Data for this exercise:
────────
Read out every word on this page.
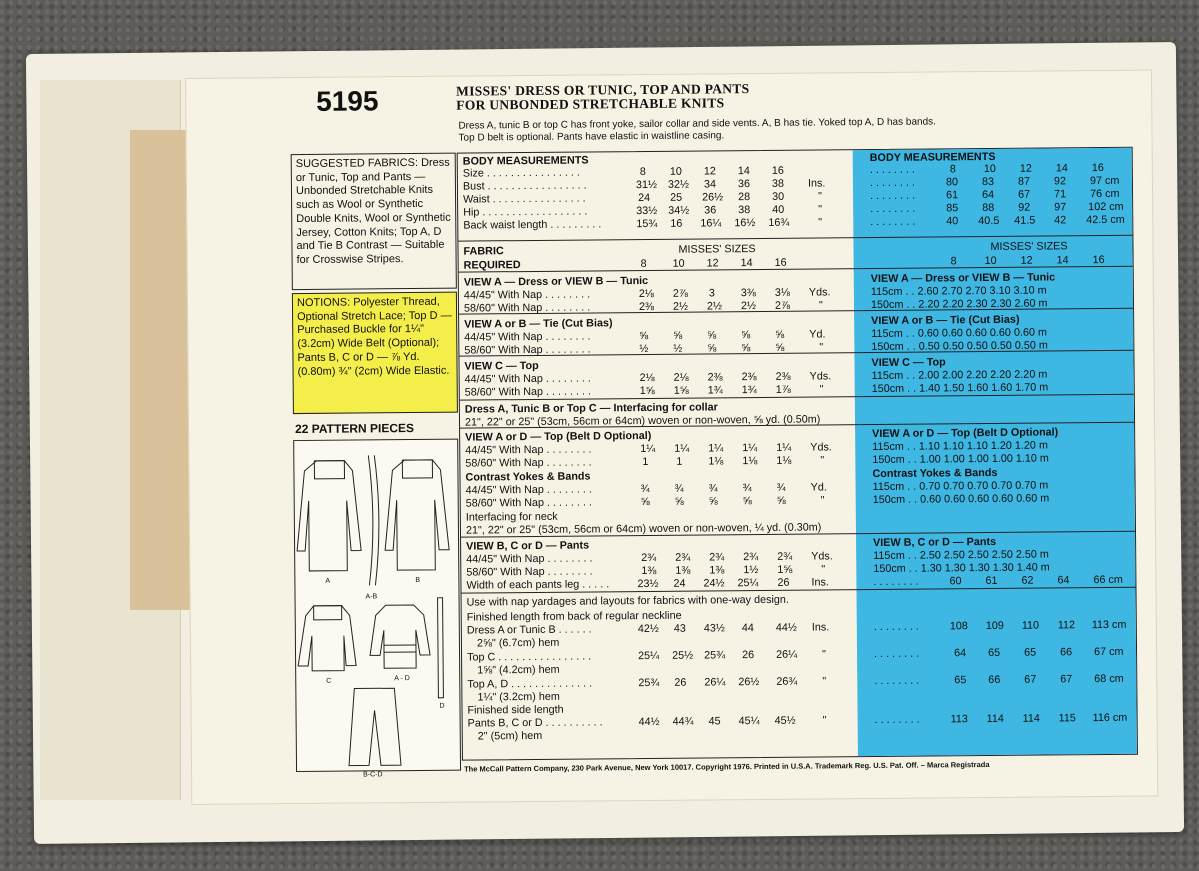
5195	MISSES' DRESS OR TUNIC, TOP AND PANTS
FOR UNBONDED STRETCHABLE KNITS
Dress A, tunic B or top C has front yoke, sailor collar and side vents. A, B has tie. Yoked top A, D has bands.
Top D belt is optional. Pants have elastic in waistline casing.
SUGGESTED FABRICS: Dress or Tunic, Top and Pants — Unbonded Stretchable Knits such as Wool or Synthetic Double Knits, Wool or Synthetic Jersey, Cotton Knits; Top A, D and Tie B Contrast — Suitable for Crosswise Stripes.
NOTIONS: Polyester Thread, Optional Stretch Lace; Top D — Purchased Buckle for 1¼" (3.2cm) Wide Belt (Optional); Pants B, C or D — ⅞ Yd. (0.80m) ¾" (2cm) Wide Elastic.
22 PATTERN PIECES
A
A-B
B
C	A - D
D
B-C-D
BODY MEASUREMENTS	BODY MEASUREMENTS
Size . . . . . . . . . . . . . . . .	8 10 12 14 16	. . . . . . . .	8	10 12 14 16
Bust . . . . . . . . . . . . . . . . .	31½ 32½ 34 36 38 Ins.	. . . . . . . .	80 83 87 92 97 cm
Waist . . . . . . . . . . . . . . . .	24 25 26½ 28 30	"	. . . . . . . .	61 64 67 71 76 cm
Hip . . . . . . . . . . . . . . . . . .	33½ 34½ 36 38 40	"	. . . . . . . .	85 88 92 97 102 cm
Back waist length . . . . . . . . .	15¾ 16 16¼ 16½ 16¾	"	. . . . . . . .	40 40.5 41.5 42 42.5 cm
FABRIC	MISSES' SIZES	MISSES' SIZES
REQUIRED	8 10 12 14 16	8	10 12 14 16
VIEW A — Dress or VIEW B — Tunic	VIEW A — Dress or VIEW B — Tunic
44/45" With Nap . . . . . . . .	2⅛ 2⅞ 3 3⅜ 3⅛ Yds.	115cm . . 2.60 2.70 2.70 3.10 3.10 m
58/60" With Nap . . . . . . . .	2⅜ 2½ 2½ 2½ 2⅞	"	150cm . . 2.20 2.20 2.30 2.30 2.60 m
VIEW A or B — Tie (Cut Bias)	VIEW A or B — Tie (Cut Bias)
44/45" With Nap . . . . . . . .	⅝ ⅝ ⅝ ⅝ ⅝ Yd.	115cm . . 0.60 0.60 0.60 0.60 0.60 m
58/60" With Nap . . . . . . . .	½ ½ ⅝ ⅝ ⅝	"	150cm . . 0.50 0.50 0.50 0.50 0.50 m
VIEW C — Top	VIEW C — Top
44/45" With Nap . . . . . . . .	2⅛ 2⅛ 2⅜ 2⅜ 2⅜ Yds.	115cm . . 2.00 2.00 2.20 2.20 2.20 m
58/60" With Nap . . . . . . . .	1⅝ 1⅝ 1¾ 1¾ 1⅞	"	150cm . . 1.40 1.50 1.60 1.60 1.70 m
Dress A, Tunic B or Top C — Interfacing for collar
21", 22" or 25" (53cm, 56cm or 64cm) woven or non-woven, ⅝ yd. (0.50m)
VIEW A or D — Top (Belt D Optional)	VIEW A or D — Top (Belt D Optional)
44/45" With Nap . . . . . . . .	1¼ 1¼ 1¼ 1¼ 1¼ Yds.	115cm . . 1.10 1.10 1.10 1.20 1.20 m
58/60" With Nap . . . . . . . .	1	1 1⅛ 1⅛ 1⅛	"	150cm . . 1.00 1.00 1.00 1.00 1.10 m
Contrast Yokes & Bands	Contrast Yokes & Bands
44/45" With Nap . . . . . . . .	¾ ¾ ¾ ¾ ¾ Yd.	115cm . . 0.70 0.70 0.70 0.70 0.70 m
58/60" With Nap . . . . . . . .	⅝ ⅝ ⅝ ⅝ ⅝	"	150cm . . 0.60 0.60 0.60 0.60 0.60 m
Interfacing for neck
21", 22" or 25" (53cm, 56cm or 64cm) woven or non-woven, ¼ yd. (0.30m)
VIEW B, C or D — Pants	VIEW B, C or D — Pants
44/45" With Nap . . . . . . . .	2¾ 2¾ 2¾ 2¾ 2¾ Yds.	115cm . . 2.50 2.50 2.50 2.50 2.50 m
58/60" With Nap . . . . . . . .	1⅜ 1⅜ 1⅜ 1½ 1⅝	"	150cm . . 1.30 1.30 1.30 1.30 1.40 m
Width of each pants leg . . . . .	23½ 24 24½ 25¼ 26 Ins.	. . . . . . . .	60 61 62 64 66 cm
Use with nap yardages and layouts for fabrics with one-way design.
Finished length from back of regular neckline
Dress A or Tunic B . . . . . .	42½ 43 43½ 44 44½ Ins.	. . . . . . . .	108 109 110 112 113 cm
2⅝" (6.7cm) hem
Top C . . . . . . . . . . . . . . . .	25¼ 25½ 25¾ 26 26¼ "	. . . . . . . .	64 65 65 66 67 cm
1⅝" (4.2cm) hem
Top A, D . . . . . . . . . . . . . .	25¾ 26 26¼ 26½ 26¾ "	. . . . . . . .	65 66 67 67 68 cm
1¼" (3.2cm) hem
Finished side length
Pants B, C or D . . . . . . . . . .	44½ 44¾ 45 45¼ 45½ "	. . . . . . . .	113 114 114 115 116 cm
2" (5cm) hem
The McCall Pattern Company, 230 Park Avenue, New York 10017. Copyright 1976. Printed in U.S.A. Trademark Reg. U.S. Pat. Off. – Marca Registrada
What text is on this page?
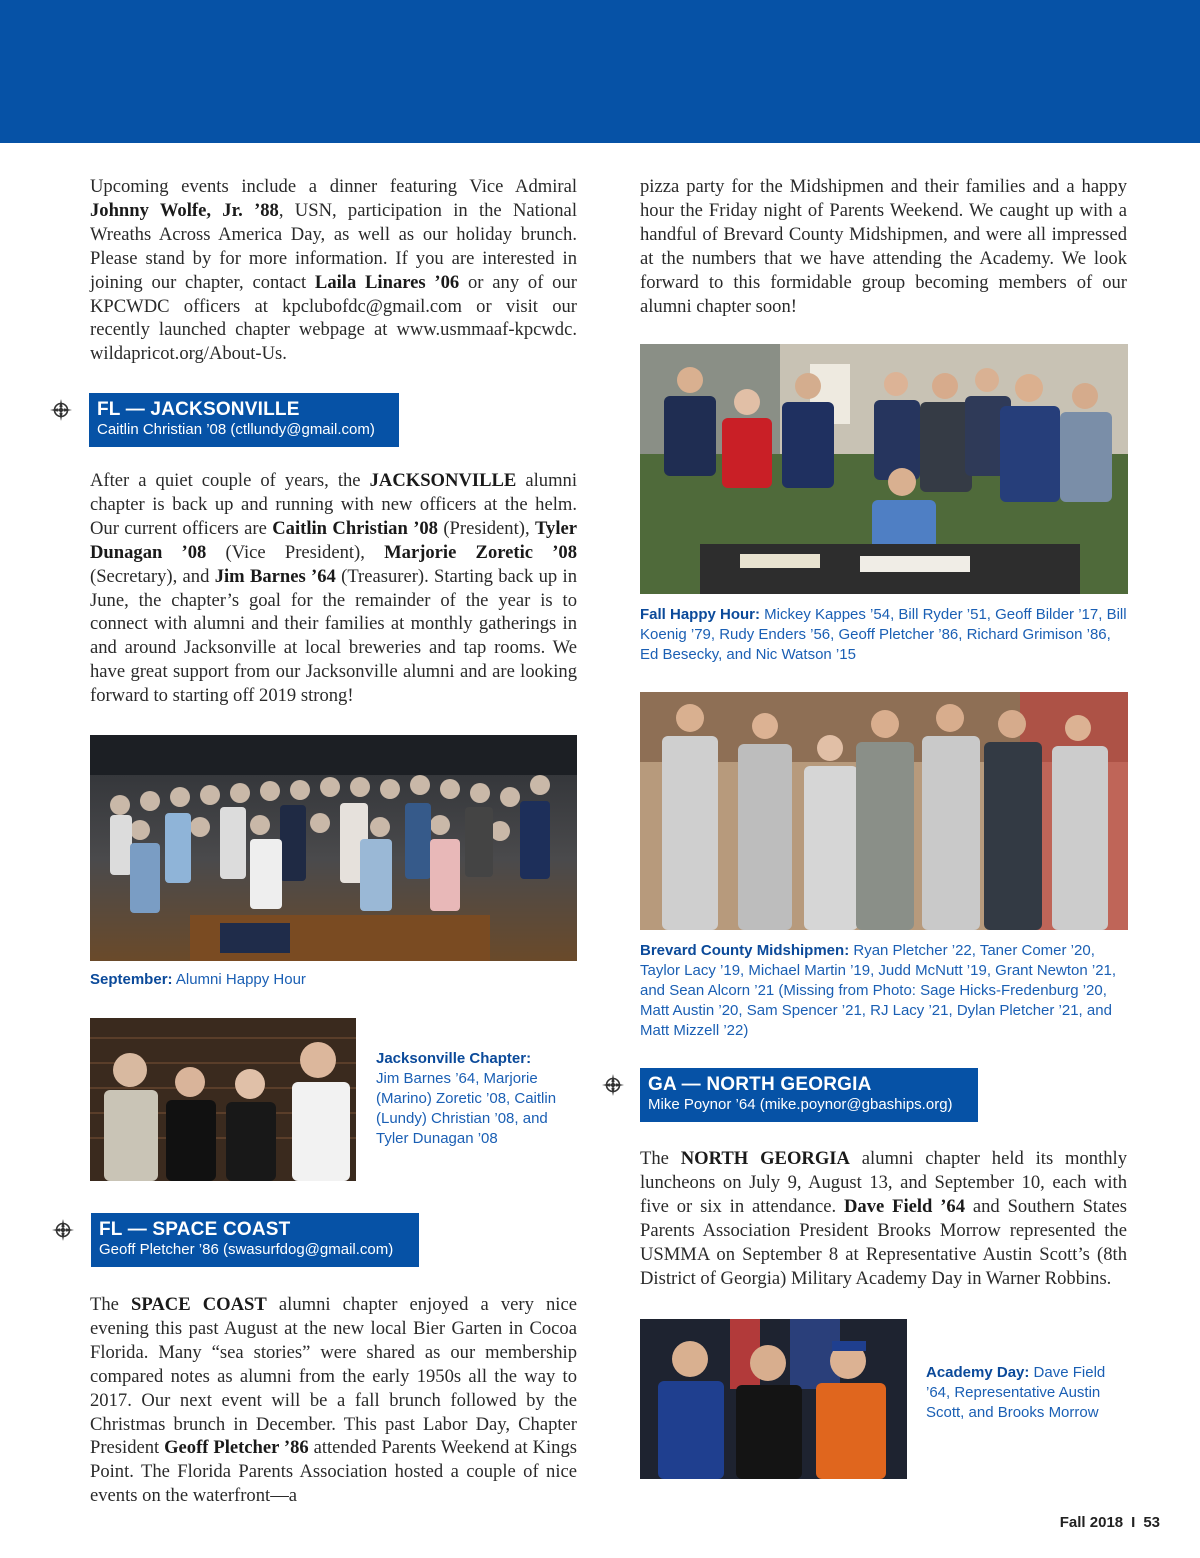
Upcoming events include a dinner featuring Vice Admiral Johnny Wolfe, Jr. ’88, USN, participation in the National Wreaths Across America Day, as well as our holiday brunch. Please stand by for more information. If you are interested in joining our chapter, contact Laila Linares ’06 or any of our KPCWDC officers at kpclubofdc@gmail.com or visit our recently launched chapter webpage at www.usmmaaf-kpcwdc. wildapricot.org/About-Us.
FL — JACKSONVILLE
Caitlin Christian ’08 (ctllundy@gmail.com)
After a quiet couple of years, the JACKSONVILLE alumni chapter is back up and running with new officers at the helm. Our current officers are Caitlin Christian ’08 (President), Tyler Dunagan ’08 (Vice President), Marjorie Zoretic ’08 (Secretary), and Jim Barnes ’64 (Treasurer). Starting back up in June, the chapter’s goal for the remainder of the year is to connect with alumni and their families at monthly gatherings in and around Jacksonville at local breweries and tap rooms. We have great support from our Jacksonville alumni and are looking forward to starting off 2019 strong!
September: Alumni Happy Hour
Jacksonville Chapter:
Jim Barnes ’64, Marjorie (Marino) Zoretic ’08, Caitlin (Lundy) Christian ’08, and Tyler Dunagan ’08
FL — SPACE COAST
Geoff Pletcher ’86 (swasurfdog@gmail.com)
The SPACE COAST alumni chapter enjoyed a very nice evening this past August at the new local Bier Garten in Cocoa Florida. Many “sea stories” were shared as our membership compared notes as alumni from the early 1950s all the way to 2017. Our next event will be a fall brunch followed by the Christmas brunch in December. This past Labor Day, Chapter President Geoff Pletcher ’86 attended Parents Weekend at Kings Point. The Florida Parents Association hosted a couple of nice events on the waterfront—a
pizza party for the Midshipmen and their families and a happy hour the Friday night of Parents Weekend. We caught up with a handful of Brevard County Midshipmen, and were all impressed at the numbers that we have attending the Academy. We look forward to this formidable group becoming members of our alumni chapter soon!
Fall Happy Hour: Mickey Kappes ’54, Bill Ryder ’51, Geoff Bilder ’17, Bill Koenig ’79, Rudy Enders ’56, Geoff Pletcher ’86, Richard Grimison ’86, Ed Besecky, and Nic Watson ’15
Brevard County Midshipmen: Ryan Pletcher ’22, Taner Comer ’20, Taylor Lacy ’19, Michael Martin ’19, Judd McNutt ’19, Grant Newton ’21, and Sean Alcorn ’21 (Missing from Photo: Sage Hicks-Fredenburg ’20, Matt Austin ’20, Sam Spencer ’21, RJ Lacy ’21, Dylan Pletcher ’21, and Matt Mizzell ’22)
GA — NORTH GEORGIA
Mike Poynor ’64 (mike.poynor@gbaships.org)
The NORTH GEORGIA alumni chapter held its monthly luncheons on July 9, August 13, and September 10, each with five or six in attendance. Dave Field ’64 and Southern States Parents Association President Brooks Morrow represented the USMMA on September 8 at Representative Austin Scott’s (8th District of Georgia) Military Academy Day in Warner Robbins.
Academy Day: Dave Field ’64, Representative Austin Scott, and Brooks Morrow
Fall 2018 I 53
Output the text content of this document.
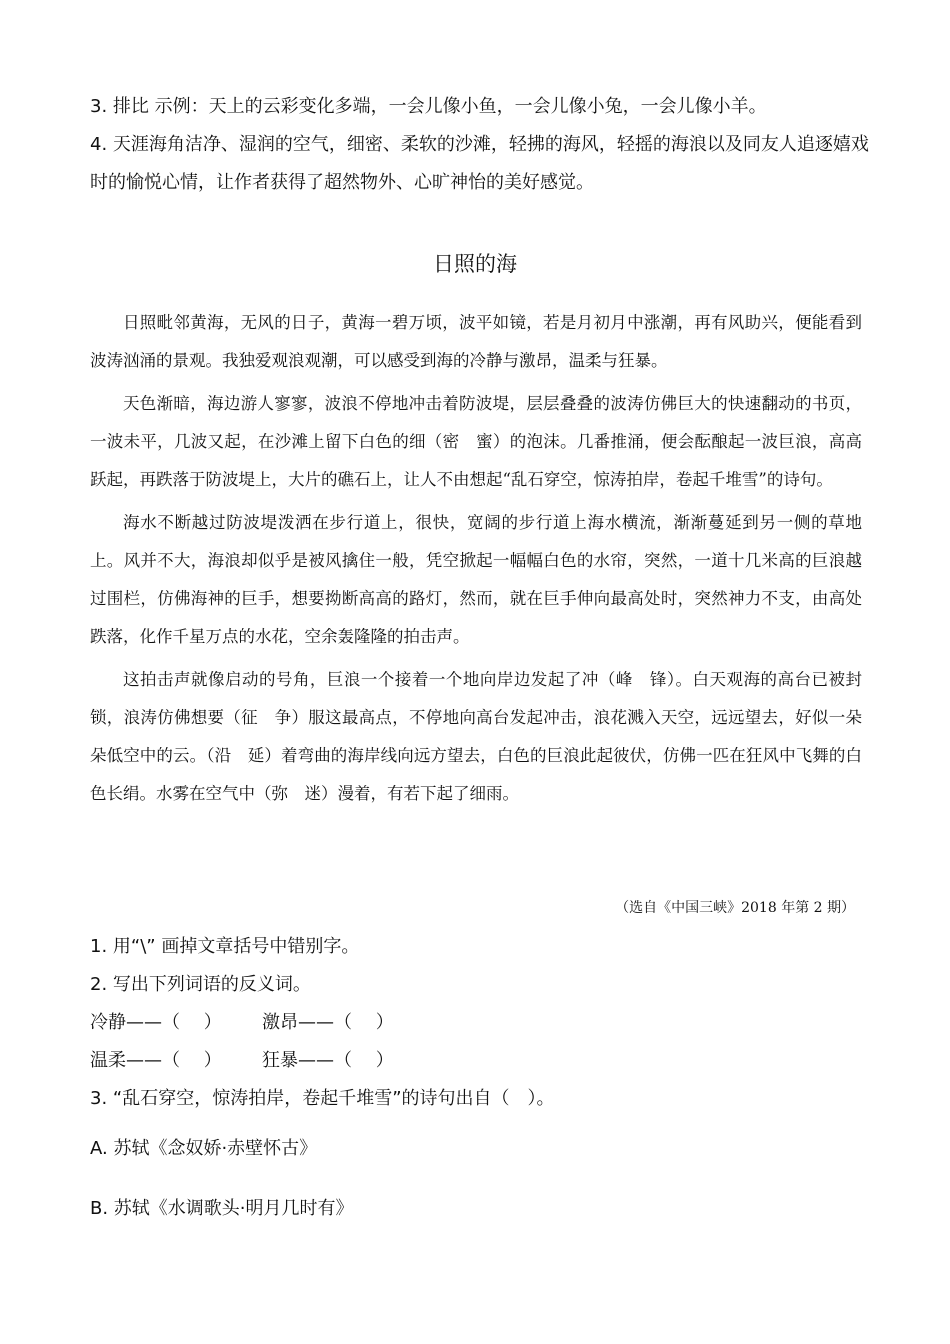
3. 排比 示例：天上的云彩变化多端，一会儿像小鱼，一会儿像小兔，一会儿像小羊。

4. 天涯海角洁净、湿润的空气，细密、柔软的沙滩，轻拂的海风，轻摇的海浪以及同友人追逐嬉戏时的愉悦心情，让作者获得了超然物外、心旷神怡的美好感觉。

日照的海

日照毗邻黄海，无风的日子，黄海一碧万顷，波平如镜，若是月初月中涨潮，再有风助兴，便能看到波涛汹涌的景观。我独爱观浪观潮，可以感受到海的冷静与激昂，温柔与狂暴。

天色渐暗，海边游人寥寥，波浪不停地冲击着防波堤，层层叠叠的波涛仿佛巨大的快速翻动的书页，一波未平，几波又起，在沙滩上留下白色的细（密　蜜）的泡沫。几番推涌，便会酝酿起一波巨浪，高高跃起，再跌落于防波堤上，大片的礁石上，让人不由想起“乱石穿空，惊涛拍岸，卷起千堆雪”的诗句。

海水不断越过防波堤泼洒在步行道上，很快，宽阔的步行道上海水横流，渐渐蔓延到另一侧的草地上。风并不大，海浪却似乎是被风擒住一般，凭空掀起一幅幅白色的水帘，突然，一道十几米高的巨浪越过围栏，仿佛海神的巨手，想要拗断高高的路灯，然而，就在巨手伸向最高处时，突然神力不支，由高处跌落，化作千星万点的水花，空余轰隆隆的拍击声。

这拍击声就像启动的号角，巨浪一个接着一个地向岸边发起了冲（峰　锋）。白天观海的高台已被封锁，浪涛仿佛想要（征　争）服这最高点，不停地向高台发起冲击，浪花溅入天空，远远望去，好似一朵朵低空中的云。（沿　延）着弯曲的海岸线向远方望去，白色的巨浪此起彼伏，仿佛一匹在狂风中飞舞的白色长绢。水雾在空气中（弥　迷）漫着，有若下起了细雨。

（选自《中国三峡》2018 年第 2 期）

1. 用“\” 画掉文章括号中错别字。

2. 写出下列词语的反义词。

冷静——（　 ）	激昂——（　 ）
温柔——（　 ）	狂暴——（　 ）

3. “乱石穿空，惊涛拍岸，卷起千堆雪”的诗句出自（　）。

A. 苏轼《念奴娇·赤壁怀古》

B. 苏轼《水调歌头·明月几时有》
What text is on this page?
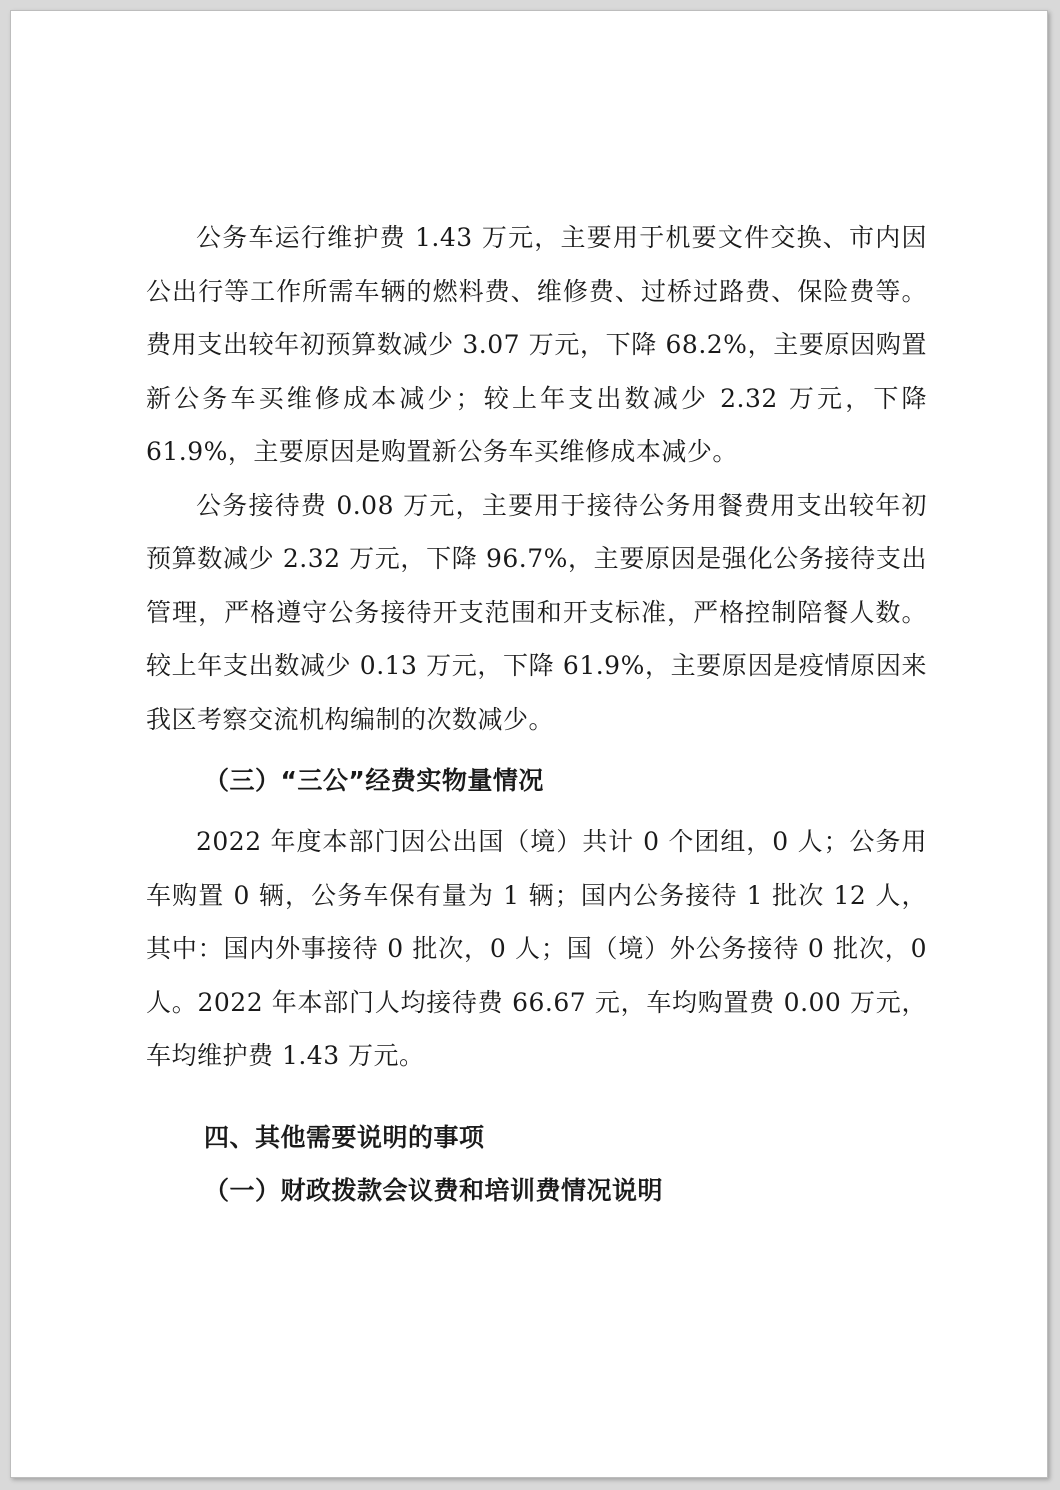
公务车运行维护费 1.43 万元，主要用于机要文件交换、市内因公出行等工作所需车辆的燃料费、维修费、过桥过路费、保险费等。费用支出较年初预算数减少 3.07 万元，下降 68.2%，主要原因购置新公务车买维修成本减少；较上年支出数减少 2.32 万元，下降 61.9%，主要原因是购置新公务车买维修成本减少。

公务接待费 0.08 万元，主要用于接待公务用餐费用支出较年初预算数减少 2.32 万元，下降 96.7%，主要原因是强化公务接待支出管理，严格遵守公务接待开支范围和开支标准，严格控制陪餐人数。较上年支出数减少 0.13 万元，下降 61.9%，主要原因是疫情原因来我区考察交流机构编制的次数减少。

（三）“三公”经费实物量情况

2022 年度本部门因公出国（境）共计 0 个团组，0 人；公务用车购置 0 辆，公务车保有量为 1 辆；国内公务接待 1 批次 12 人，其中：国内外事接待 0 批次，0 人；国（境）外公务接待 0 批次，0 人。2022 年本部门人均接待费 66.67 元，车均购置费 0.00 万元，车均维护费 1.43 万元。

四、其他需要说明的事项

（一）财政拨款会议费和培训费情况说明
────────
Find the word "Austin" in the records and pull out each line that has it.

Brevard County Midshipmen: Ryan Pletcher ’22, Taner Comer ’20, Taylor Lacy ’19, Michael Martin ’19, Judd McNutt ’19, Grant Newton ’21, and Sean Alcorn ’21 (Missing from Photo: Sage Hicks-Fredenburg ’20, Matt Austin ’20, Sam Spencer ’21, RJ Lacy ’21, Dylan Pletcher ’21, and Matt Mizzell ’22)
The NORTH GEORGIA alumni chapter held its monthly luncheons on July 9, August 13, and September 10, each with five or six in attendance. Dave Field ’64 and Southern States Parents Association President Brooks Morrow represented the USMMA on September 8 at Representative Austin Scott’s (8th District of Georgia) Military Academy Day in Warner Robbins.
Academy Day: Dave Field ’64, Representative Austin Scott, and Brooks Morrow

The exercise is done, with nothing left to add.